(Element region listings)
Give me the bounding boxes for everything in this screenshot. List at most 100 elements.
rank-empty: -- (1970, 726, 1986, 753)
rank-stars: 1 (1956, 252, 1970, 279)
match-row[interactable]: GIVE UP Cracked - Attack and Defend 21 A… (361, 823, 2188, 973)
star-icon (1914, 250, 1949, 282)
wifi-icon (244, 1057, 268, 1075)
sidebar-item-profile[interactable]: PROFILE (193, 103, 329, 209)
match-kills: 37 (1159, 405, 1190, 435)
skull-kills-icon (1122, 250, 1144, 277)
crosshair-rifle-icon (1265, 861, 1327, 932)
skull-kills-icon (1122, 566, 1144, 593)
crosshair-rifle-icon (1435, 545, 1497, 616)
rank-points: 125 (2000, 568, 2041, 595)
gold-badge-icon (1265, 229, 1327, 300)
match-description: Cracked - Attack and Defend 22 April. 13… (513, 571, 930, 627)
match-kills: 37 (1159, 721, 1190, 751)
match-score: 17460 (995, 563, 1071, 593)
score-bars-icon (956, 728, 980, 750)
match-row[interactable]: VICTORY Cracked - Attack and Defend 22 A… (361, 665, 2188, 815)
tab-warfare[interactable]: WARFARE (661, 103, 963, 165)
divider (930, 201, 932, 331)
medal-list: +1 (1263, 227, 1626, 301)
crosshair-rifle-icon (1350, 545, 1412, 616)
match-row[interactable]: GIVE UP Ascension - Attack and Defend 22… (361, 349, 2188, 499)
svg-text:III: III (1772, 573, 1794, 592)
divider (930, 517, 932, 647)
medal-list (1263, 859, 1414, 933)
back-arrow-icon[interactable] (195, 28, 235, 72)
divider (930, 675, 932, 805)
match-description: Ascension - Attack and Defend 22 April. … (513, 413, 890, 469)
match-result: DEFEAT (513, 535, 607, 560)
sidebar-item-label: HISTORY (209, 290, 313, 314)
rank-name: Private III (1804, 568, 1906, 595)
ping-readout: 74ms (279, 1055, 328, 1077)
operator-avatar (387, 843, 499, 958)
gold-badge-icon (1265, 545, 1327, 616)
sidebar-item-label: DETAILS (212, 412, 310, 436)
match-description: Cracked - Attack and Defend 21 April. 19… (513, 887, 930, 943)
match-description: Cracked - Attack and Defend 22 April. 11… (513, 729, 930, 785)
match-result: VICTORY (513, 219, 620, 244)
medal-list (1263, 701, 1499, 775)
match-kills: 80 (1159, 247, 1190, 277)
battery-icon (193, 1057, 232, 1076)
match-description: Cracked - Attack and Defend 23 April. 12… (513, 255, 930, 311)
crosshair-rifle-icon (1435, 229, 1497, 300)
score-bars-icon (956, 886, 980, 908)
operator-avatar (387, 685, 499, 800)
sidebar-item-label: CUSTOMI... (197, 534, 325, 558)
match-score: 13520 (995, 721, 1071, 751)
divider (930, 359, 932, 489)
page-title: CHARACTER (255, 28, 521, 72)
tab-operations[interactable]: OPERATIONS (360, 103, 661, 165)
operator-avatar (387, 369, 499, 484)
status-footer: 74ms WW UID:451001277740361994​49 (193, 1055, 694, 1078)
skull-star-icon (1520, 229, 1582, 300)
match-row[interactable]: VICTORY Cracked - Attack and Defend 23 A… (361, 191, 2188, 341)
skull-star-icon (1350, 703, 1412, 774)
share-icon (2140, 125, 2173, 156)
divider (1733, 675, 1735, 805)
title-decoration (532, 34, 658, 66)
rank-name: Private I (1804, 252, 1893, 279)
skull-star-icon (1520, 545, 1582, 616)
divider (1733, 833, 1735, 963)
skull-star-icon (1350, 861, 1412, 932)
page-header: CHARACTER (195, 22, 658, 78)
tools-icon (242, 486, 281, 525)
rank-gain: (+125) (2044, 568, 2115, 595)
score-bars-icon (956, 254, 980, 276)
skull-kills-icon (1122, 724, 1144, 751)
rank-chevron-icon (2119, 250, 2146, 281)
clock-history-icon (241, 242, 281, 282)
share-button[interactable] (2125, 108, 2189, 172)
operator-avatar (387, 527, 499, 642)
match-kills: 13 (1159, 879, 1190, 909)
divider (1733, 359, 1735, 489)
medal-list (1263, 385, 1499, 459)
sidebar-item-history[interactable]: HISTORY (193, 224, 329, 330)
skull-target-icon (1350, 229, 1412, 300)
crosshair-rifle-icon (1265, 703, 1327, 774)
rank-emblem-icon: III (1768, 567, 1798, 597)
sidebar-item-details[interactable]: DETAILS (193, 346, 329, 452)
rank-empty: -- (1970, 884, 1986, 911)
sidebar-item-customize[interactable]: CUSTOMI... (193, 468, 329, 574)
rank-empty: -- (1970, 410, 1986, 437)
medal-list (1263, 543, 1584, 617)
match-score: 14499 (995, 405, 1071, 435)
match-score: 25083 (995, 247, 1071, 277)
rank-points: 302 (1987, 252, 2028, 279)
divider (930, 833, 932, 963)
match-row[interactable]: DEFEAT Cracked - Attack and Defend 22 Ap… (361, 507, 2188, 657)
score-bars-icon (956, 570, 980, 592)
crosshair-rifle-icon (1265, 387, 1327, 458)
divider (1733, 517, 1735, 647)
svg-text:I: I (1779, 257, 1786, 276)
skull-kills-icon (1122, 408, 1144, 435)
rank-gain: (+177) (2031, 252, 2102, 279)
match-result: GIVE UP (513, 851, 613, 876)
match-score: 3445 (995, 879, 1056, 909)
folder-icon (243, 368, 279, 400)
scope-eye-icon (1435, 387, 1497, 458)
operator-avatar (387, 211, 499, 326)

Your task:
Switch every "operator-avatar" to "player-avatar" in the material, starting at its first line and ending at the line that contains "sidebar-item-label: CUSTOMI... (197, 534, 325, 558)". Return those lines with nothing else changed.

Solution to this task:
Give me the bounding boxes for everything in this screenshot. List at most 100 elements.
rank-empty: -- (1970, 726, 1986, 753)
rank-stars: 1 (1956, 252, 1970, 279)
match-row[interactable]: GIVE UP Cracked - Attack and Defend 21 A… (361, 823, 2188, 973)
star-icon (1914, 250, 1949, 282)
wifi-icon (244, 1057, 268, 1075)
sidebar-item-profile[interactable]: PROFILE (193, 103, 329, 209)
match-kills: 37 (1159, 405, 1190, 435)
skull-kills-icon (1122, 250, 1144, 277)
crosshair-rifle-icon (1265, 861, 1327, 932)
skull-kills-icon (1122, 566, 1144, 593)
crosshair-rifle-icon (1435, 545, 1497, 616)
rank-points: 125 (2000, 568, 2041, 595)
gold-badge-icon (1265, 229, 1327, 300)
match-description: Cracked - Attack and Defend 22 April. 13… (513, 571, 930, 627)
match-kills: 37 (1159, 721, 1190, 751)
match-score: 17460 (995, 563, 1071, 593)
score-bars-icon (956, 728, 980, 750)
match-row[interactable]: VICTORY Cracked - Attack and Defend 22 A… (361, 665, 2188, 815)
tab-warfare[interactable]: WARFARE (661, 103, 963, 165)
divider (930, 201, 932, 331)
medal-list: +1 (1263, 227, 1626, 301)
crosshair-rifle-icon (1350, 545, 1412, 616)
match-row[interactable]: GIVE UP Ascension - Attack and Defend 22… (361, 349, 2188, 499)
svg-text:III: III (1772, 573, 1794, 592)
divider (930, 517, 932, 647)
medal-list (1263, 859, 1414, 933)
back-arrow-icon[interactable] (195, 28, 235, 72)
divider (930, 675, 932, 805)
match-description: Ascension - Attack and Defend 22 April. … (513, 413, 890, 469)
match-result: DEFEAT (513, 535, 607, 560)
sidebar-item-label: HISTORY (209, 290, 313, 314)
rank-name: Private III (1804, 568, 1906, 595)
ping-readout: 74ms (279, 1055, 328, 1077)
player-avatar (387, 843, 499, 958)
gold-badge-icon (1265, 545, 1327, 616)
sidebar-item-label: DETAILS (212, 412, 310, 436)
match-description: Cracked - Attack and Defend 21 April. 19… (513, 887, 930, 943)
match-description: Cracked - Attack and Defend 22 April. 11… (513, 729, 930, 785)
match-result: VICTORY (513, 219, 620, 244)
medal-list (1263, 701, 1499, 775)
match-kills: 80 (1159, 247, 1190, 277)
battery-icon (193, 1057, 232, 1076)
match-description: Cracked - Attack and Defend 23 April. 12… (513, 255, 930, 311)
crosshair-rifle-icon (1435, 229, 1497, 300)
score-bars-icon (956, 886, 980, 908)
player-avatar (387, 685, 499, 800)
sidebar-item-label: CUSTOMI... (197, 534, 325, 558)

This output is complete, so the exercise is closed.